Stored entries:
## Start

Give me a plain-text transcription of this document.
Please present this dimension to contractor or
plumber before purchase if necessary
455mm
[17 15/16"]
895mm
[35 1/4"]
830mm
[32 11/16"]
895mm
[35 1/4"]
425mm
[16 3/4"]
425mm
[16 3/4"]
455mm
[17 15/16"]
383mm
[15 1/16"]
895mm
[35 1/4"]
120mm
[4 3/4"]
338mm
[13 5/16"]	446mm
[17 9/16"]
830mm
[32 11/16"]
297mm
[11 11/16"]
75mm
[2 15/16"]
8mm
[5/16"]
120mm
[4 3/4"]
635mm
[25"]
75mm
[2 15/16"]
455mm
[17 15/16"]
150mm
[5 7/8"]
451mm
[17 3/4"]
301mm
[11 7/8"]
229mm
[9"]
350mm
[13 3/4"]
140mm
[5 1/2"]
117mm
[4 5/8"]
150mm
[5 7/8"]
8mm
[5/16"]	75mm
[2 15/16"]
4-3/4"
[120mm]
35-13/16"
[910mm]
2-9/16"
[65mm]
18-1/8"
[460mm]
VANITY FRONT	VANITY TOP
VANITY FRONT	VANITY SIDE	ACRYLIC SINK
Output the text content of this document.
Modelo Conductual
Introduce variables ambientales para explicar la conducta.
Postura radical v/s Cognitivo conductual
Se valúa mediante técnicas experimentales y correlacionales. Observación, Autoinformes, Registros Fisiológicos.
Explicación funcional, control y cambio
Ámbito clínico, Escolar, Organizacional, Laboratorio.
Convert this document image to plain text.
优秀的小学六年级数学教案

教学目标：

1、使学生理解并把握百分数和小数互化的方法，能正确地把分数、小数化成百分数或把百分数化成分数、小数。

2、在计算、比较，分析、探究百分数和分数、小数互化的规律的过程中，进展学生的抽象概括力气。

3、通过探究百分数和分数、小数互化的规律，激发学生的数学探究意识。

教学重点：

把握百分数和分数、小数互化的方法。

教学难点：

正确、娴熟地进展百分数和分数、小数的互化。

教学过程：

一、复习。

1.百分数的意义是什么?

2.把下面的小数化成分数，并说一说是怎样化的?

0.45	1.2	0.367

## End

GIVEN TASK: Collect from the data above every line that includes "this".

TASK RESPONSE:
Give me a plain-text transcription of this document.
Please present this dimension to contractor or
Output the text content of this document.
Convert this document image to plain text.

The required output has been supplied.